*Consegna:*
Prosegui il testo sulle donne africane e l’agricoltura biologica, ripartendo dopo la sua ultima frase.

*Testo da analizzare:*
================================

In questo contesto si inserisce anche il ruolo della donna africana nella promozione e nella diffusione della green economy come motore per la crescita economica, soprattutto delle aree rurali. Del resto è solitamente forte l’importanza che la donna attribuisce alle questioni ambientali, essenzialmente per il bisogno primordiale di conservare un ambiente sano per i propri figli. I cambiamenti climatici, l’inquinamento ambientale, sono fattori che hanno avuto effetti negativi a livello globale. Di fronte ai danni arrecati ai raccolti, per l’arrivo, ad esempio, della stagione delle piogge prima del previsto oppure per la siccità che non dà il tempo di terminare il raccolto, le donne africane hanno risposto con la diffusione di un’agricoltura basata su scelte etiche e biologiche. Sempre più diffuse, infatti, sono le piccole e medie aziende agricole gestite da donne in cui si producono prodotti biologici, che non prevedono l’utilizzo dei pesticidi, ma che concimano i terreni con gli escrementi del reparto zootecnico dell’azienda stessa, e che distribuiscono il prodotto finito direttamente sul mercato locale. Nonostante la maggior parte delle terre non siano di proprietà diretta della donna, sono costoro che si sono, da sempre, occupate della coltivazione dei campi. Per questo motivo sono le più adatte ad assorbire i cambiamenti positivi e a sperimentare nuove realtà, come appunto quella dell’agricoltura biologica. Un caso esemplare è la produzione del cotone biologico: le donne non possiedono, nemmeno in questo caso, terreno proprio, ma gli uomini accettano che coltivino il “cotone nobile” sulle loro terre a maggese.

================================

*Dati forniti:*
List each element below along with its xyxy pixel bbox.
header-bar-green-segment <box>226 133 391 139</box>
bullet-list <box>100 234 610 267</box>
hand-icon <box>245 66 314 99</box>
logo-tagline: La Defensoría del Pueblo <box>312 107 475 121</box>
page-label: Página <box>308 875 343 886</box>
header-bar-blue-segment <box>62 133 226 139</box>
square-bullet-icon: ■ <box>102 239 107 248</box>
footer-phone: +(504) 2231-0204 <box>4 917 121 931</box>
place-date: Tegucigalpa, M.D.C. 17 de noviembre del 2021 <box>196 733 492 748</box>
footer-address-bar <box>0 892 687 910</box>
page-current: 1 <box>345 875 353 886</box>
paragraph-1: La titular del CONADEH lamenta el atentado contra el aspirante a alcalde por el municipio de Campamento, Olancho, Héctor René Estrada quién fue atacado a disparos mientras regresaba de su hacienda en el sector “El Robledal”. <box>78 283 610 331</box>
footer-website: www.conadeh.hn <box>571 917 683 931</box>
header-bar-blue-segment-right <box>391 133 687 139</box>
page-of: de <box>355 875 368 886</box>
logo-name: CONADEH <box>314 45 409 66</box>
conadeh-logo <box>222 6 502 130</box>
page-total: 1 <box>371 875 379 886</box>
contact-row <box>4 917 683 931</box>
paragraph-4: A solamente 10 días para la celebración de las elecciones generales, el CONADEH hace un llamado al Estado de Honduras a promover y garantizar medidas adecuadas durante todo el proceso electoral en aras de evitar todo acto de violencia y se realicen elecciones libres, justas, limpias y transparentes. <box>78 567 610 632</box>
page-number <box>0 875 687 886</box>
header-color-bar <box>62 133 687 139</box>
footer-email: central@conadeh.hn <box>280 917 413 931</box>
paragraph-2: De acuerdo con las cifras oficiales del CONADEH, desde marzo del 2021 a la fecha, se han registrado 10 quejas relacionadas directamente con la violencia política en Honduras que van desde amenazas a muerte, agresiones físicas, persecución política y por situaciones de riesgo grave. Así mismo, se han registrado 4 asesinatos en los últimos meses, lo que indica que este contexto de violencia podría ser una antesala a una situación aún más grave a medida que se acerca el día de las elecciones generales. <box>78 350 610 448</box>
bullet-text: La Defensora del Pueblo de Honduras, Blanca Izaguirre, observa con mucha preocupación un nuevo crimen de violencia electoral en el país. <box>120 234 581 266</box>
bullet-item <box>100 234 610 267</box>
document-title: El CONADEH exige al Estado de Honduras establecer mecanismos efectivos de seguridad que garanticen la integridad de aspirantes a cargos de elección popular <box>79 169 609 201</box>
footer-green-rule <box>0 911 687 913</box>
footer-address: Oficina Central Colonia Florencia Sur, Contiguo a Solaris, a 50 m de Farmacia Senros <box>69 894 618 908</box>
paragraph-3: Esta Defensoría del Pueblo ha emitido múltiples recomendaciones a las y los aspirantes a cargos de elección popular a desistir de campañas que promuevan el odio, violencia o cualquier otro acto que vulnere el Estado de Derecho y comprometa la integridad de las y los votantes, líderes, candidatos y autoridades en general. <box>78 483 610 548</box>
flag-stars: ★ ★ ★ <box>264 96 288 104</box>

================================

*Risposta:*
La green economy al femminile in Africa non riguarda però solo il settore agricolo. Soprattutto gli ultimi anni hanno visto affacciarsi sulla scena dell’economia africana (anche grazie all’aiuto delle Ong e all’impegno della comunità internazionale) un numero crescente di produttrici, imprenditrici, sindacaliste, rappresentanti delle istituzioni sociali, che oltre a difendere e diffondere i diritti di genere, si preoccupano anche di promuovere uno sviluppo economico compatibile con l’ambiente e la natura. Non è raro oggi imbattersi in progetti imprenditoriali di un certo rilievo anche internazionale, che siano gestiti da donne e che rientrano nel novero dell’economia eco e sostenibile. Un esempio è il business di Françoise Foning, presidente mondiale Fcem, sindaco di Douala, Camerun, e prima donna d’affari nel suo paese che ha iniziato con una compagnia di taxi, e che oggi opera nel campo dell’energia fotovoltaica. Un altro esempio di buone pratiche aziendali è quello di Sara Katebalirwe amministratrice della Royal Bark Cloth Designs Limited di Kampala, Uganda, che disegna e produce prodotti di abbigliamento, accessori e utensili per la casa, utilizzando, nonostante la sua vocazione internazionale, manodopera locale e materie prime completamente naturali e indigene.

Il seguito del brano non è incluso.